# THE REQUEST
For each line below that includes the word "的溶液中长期使用", make a copy.

==================================================

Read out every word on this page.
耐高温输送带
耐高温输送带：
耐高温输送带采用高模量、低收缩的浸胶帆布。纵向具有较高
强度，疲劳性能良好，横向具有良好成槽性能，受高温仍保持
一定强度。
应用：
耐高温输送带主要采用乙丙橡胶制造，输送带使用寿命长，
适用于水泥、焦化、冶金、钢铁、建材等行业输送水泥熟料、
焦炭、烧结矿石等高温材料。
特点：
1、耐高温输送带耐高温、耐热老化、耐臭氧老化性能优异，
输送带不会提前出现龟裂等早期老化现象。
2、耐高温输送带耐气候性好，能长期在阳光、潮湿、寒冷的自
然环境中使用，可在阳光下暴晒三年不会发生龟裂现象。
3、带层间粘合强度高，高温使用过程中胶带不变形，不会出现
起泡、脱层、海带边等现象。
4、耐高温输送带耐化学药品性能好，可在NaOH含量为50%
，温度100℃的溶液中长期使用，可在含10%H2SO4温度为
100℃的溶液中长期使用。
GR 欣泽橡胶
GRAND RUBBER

==================================================

# FULL ANSWER
，温度100℃的溶液中长期使用，可在含10%H2SO4温度为
100℃的溶液中长期使用。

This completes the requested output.